SET EXERCISE — Gather each line of the entries below that includes "阿蘇の農耕祭事".

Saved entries

★ ★ ★ ★ ★

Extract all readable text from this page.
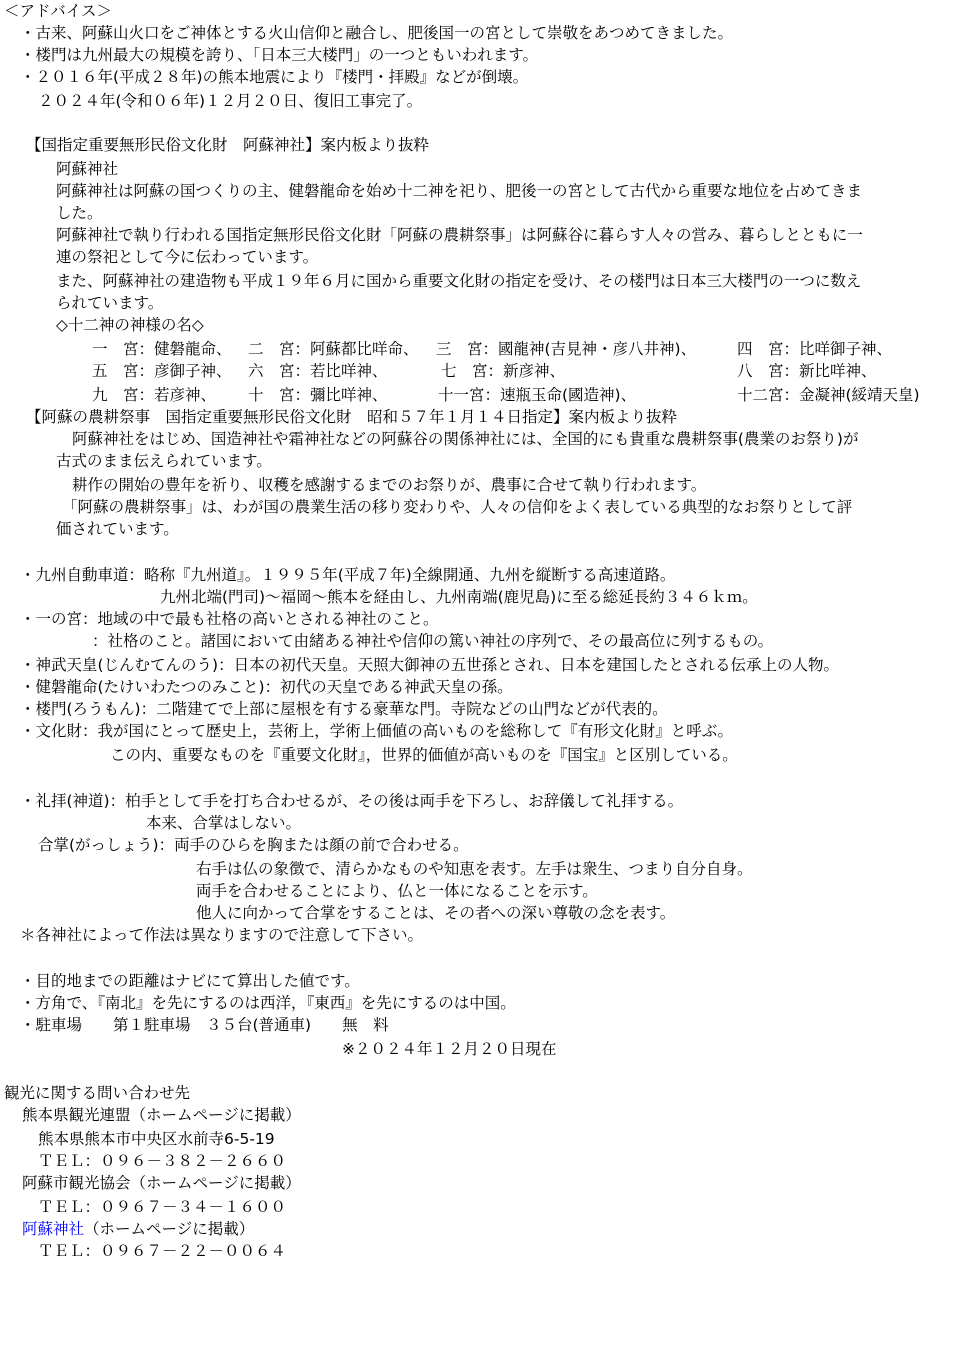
＜アドバイス＞
・古来、阿蘇山火口をご神体とする火山信仰と融合し、肥後国一の宮として崇敬をあつめてきました。
・楼門は九州最大の規模を誇り、「日本三大楼門」の一つともいわれます。
・２０１６年(平成２８年)の熊本地震により『楼門・拝殿』などが倒壊。
２０２４年(令和０６年)１２月２０日、復旧工事完了。
【国指定重要無形民俗文化財　阿蘇神社】案内板より抜粋
阿蘇神社
阿蘇神社は阿蘇の国つくりの主、健磐龍命を始め十二神を祀り、肥後一の宮として古代から重要な地位を占めてきま
した。
阿蘇神社で執り行われる国指定無形民俗文化財「阿蘇の農耕祭事」は阿蘇谷に暮らす人々の営み、暮らしとともに一
連の祭祀として今に伝わっています。
また、阿蘇神社の建造物も平成１９年６月に国から重要文化財の指定を受け、その楼門は日本三大楼門の一つに数え
られています。
◇十二神の神様の名◇
一　宮：健磐龍命、 二　宮：阿蘇都比咩命、 三　宮：國龍神(吉見神・彦八井神)、	四　宮：比咩御子神、
五　宮：彦御子神、 六　宮：若比咩神、	七　宮：新彦神、	八　宮：新比咩神、
九　宮：若彦神、 十　宮：彌比咩神、	十一宮：速瓶玉命(國造神)、	十二宮：金凝神(綏靖天皇)
【阿蘇の農耕祭事　国指定重要無形民俗文化財　昭和５７年１月１４日指定】案内板より抜粋
阿蘇神社をはじめ、国造神社や霜神社などの阿蘇谷の関係神社には、全国的にも貴重な農耕祭事(農業のお祭り)が
古式のまま伝えられています。
耕作の開始の豊年を祈り、収穫を感謝するまでのお祭りが、農事に合せて執り行われます。
「阿蘇の農耕祭事」は、わが国の農業生活の移り変わりや、人々の信仰をよく表している典型的なお祭りとして評
価されています。
・九州自動車道：略称『九州道』。１９９５年(平成７年)全線開通、九州を縦断する高速道路。
九州北端(門司)～福岡～熊本を経由し、九州南端(鹿児島)に至る総延長約３４６ｋｍ。
・一の宮：地域の中で最も社格の高いとされる神社のこと。
：社格のこと。諸国において由緒ある神社や信仰の篤い神社の序列で、その最高位に列するもの。
・神武天皇(じんむてんのう)：日本の初代天皇。天照大御神の五世孫とされ、日本を建国したとされる伝承上の人物。
・健磐龍命(たけいわたつのみこと)：初代の天皇である神武天皇の孫。
・楼門(ろうもん)：二階建てで上部に屋根を有する豪華な門。寺院などの山門などが代表的。
・文化財：我が国にとって歴史上，芸術上，学術上価値の高いものを総称して『有形文化財』と呼ぶ。
この内、重要なものを『重要文化財』，世界的価値が高いものを『国宝』と区別している。
・礼拝(神道)：柏手として手を打ち合わせるが、その後は両手を下ろし、お辞儀して礼拝する。
本来、合掌はしない。
合掌(がっしょう)：両手のひらを胸または顔の前で合わせる。
右手は仏の象徴で、清らかなものや知恵を表す。左手は衆生、つまり自分自身。
両手を合わせることにより、仏と一体になることを示す。
他人に向かって合掌をすることは、その者への深い尊敬の念を表す。
＊各神社によって作法は異なりますので注意して下さい。
・目的地までの距離はナビにて算出した値です。
・方角で、『南北』を先にするのは西洋，『東西』を先にするのは中国。
・駐車場　　第１駐車場　３５台(普通車)　　無　料
※２０２４年１２月２０日現在
観光に関する問い合わせ先
熊本県観光連盟（ホームページに掲載）
熊本県熊本市中央区水前寺6-5-19
ＴＥＬ：０９６－３８２－２６６０
阿蘇市観光協会（ホームページに掲載）
ＴＥＬ：０９６７－３４－１６００
阿蘇神社（ホームページに掲載）
ＴＥＬ：０９６７－２２－００６４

★ ★ ★ ★ ★

SOLUTION FOR THIS TASK —
阿蘇神社で執り行われる国指定無形民俗文化財「阿蘇の農耕祭事」は阿蘇谷に暮らす人々の営み、暮らしとともに一
【阿蘇の農耕祭事　国指定重要無形民俗文化財　昭和５７年１月１４日指定】案内板より抜粋
「阿蘇の農耕祭事」は、わが国の農業生活の移り変わりや、人々の信仰をよく表している典型的なお祭りとして評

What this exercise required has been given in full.